━━ RECORDED DATA ━━

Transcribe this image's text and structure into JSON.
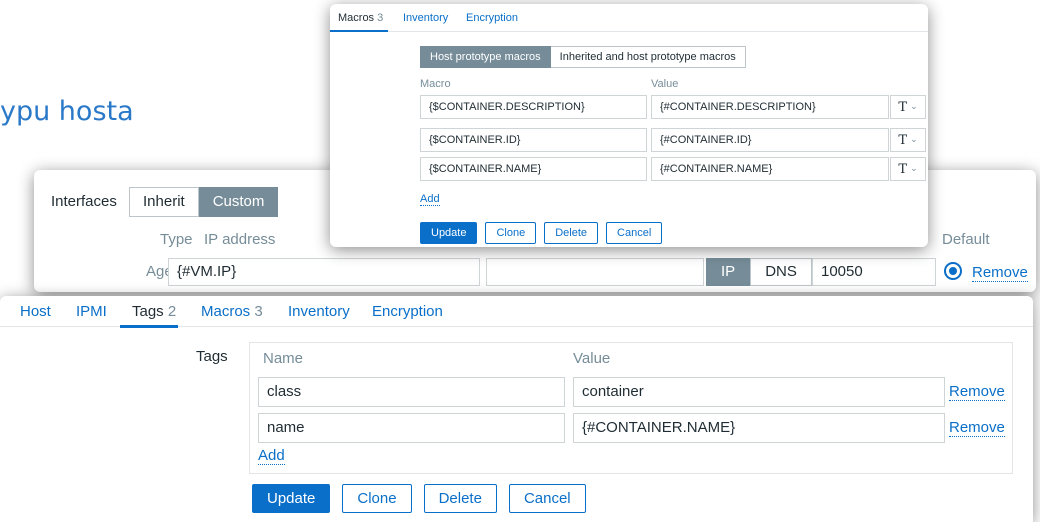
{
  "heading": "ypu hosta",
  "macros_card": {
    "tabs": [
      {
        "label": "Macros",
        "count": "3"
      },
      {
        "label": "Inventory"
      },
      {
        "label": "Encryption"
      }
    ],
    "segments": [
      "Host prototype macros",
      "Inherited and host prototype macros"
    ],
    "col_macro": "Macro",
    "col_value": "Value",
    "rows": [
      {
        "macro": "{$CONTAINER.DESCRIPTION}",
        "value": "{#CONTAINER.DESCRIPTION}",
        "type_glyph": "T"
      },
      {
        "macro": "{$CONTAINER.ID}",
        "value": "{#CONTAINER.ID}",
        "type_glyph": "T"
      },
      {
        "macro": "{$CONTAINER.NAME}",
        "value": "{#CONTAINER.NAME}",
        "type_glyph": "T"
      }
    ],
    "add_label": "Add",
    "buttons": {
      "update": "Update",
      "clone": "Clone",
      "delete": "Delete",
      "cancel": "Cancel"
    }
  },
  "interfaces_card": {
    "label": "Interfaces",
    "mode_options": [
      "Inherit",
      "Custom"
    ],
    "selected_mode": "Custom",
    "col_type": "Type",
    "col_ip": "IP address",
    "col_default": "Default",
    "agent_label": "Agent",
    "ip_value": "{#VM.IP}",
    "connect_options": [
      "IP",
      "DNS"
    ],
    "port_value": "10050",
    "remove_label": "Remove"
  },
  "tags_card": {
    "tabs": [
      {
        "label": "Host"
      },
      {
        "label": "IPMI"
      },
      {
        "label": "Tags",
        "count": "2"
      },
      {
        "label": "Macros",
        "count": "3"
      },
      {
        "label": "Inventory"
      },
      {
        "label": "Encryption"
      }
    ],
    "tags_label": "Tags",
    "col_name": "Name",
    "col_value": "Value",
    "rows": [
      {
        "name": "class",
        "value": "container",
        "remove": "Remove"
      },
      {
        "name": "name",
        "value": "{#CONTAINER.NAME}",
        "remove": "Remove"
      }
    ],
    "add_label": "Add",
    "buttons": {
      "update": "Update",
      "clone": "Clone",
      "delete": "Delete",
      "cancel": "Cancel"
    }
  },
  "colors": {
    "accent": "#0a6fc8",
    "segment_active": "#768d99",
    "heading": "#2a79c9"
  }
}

━━━

Repeat all of the records verbatim, leaving out the pictures.

Transcribe this image's text and structure into JSON.
{
  "heading": "ypu hosta",
  "macros_card": {
    "tabs": [
      {
        "label": "Macros",
        "count": "3"
      },
      {
        "label": "Inventory"
      },
      {
        "label": "Encryption"
      }
    ],
    "segments": [
      "Host prototype macros",
      "Inherited and host prototype macros"
    ],
    "col_macro": "Macro",
    "col_value": "Value",
    "rows": [
      {
        "macro": "{$CONTAINER.DESCRIPTION}",
        "value": "{#CONTAINER.DESCRIPTION}",
        "type_glyph": "T"
      },
      {
        "macro": "{$CONTAINER.ID}",
        "value": "{#CONTAINER.ID}",
        "type_glyph": "T"
      },
      {
        "macro": "{$CONTAINER.NAME}",
        "value": "{#CONTAINER.NAME}",
        "type_glyph": "T"
      }
    ],
    "add_label": "Add",
    "buttons": {
      "update": "Update",
      "clone": "Clone",
      "delete": "Delete",
      "cancel": "Cancel"
    }
  },
  "interfaces_card": {
    "label": "Interfaces",
    "mode_options": [
      "Inherit",
      "Custom"
    ],
    "selected_mode": "Custom",
    "col_type": "Type",
    "col_ip": "IP address",
    "col_default": "Default",
    "agent_label": "Agent",
    "ip_value": "{#VM.IP}",
    "connect_options": [
      "IP",
      "DNS"
    ],
    "port_value": "10050",
    "remove_label": "Remove"
  },
  "tags_card": {
    "tabs": [
      {
        "label": "Host"
      },
      {
        "label": "IPMI"
      },
      {
        "label": "Tags",
        "count": "2"
      },
      {
        "label": "Macros",
        "count": "3"
      },
      {
        "label": "Inventory"
      },
      {
        "label": "Encryption"
      }
    ],
    "tags_label": "Tags",
    "col_name": "Name",
    "col_value": "Value",
    "rows": [
      {
        "name": "class",
        "value": "container",
        "remove": "Remove"
      },
      {
        "name": "name",
        "value": "{#CONTAINER.NAME}",
        "remove": "Remove"
      }
    ],
    "add_label": "Add",
    "buttons": {
      "update": "Update",
      "clone": "Clone",
      "delete": "Delete",
      "cancel": "Cancel"
    }
  },
  "colors": {
    "accent": "#0a6fc8",
    "segment_active": "#768d99",
    "heading": "#2a79c9"
  }
}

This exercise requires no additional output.